Instruction. Each line containing the word "JSON" should be found and copied.

Figure content listings:

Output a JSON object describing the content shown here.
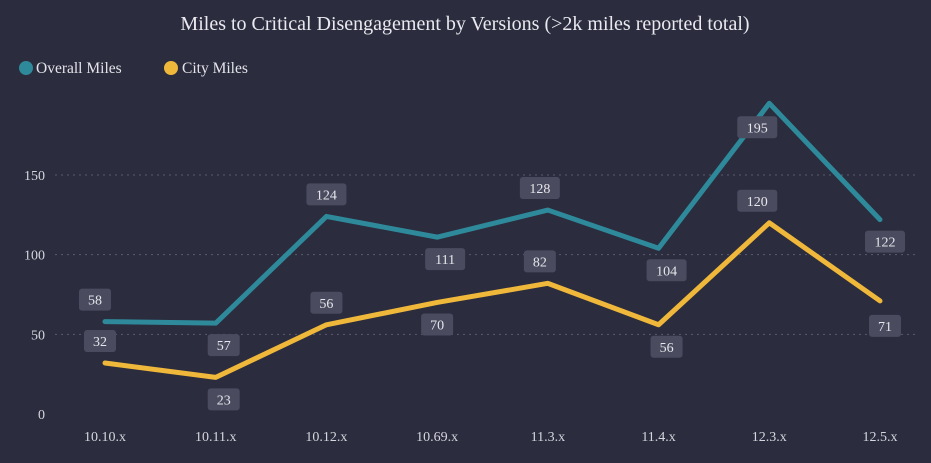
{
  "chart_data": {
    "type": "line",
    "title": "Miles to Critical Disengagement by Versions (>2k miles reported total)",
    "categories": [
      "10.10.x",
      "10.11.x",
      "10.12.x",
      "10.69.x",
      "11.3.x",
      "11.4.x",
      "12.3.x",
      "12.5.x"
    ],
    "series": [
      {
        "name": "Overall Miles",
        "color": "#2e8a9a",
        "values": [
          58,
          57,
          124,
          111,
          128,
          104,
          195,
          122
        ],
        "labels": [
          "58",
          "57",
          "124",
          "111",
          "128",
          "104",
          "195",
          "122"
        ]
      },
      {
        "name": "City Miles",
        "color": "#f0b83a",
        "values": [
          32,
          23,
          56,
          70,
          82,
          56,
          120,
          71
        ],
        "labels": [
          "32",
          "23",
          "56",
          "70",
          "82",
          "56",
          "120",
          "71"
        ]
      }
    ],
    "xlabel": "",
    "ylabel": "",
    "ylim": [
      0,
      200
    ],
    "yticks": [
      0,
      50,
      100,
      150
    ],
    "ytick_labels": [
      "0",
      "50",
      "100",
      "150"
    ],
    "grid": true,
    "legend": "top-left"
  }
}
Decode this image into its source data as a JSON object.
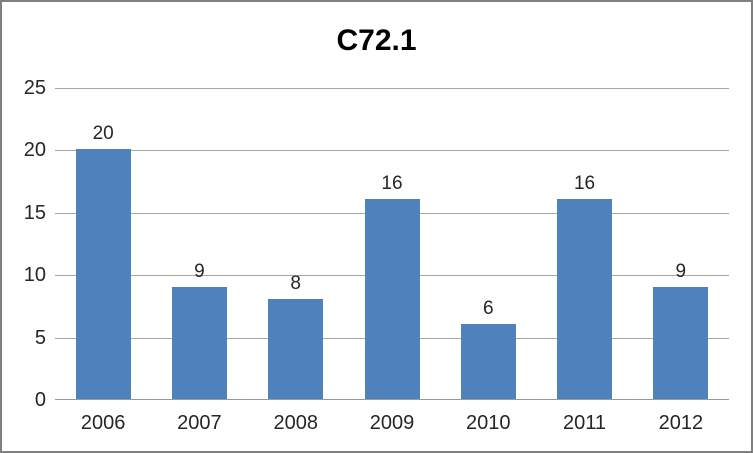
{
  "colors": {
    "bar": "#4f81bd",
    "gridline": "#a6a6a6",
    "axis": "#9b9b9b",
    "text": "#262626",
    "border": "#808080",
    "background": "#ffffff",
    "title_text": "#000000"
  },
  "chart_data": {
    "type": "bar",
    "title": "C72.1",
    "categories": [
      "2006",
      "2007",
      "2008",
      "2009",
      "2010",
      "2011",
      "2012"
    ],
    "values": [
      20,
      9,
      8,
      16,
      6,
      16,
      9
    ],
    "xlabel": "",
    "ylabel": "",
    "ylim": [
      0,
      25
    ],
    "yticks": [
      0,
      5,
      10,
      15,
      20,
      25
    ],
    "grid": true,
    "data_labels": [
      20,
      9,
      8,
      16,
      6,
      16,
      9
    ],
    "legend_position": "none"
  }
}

Result of this exercise.
Output a JSON object describing the content shown here.
Decode this image into its source data as a JSON object.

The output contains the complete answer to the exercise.